(Exercise input)
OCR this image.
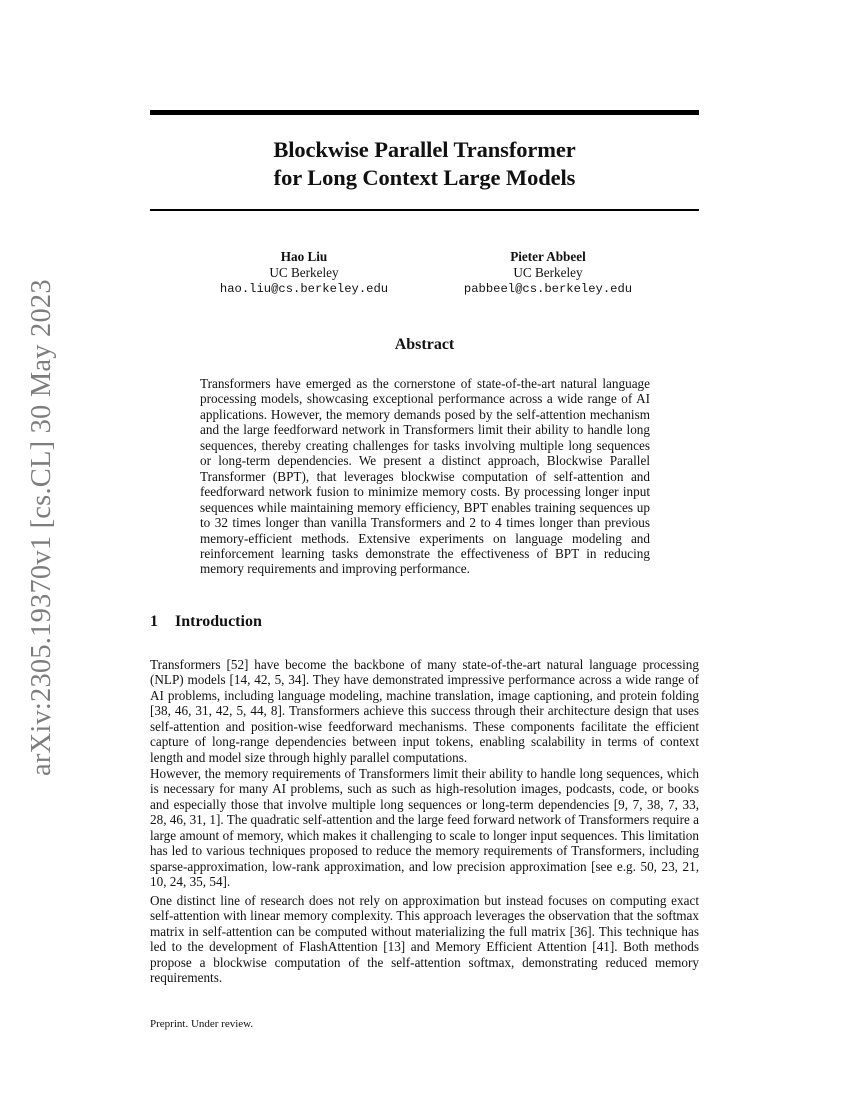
arXiv:2305.19370v1 [cs.CL] 30 May 2023
Blockwise Parallel Transformer
for Long Context Large Models
Hao Liu
UC Berkeley
hao.liu@cs.berkeley.edu
Pieter Abbeel
UC Berkeley
pabbeel@cs.berkeley.edu
Abstract
Transformers have emerged as the cornerstone of state-of-the-art natural language processing models, showcasing exceptional performance across a wide range of AI applications. However, the memory demands posed by the self-attention mechanism and the large feedforward network in Transformers limit their ability to handle long sequences, thereby creating challenges for tasks involving multiple long sequences or long-term dependencies. We present a distinct approach, Blockwise Parallel Transformer (BPT), that leverages blockwise computation of self-attention and feedforward network fusion to minimize memory costs. By processing longer input sequences while maintaining memory efficiency, BPT enables training sequences up to 32 times longer than vanilla Transformers and 2 to 4 times longer than previous memory-efficient methods. Extensive experiments on language modeling and reinforcement learning tasks demonstrate the effectiveness of BPT in reducing memory requirements and improving performance.
1 Introduction
Transformers [52] have become the backbone of many state-of-the-art natural language processing (NLP) models [14, 42, 5, 34]. They have demonstrated impressive performance across a wide range of AI problems, including language modeling, machine translation, image captioning, and protein folding [38, 46, 31, 42, 5, 44, 8]. Transformers achieve this success through their architecture design that uses self-attention and position-wise feedforward mechanisms. These components facilitate the efficient capture of long-range dependencies between input tokens, enabling scalability in terms of context length and model size through highly parallel computations.
However, the memory requirements of Transformers limit their ability to handle long sequences, which is necessary for many AI problems, such as such as high-resolution images, podcasts, code, or books and especially those that involve multiple long sequences or long-term dependencies [9, 7, 38, 7, 33, 28, 46, 31, 1]. The quadratic self-attention and the large feed forward network of Transformers require a large amount of memory, which makes it challenging to scale to longer input sequences. This limitation has led to various techniques proposed to reduce the memory requirements of Transformers, including sparse-approximation, low-rank approximation, and low precision approximation [see e.g. 50, 23, 21, 10, 24, 35, 54].
One distinct line of research does not rely on approximation but instead focuses on computing exact self-attention with linear memory complexity. This approach leverages the observation that the softmax matrix in self-attention can be computed without materializing the full matrix [36]. This technique has led to the development of FlashAttention [13] and Memory Efficient Attention [41]. Both methods propose a blockwise computation of the self-attention softmax, demonstrating reduced memory requirements.
Preprint. Under review.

(Your task) Find how many lines of the listing include the word "including", and state that number by itself.

(Solution to this problem) 2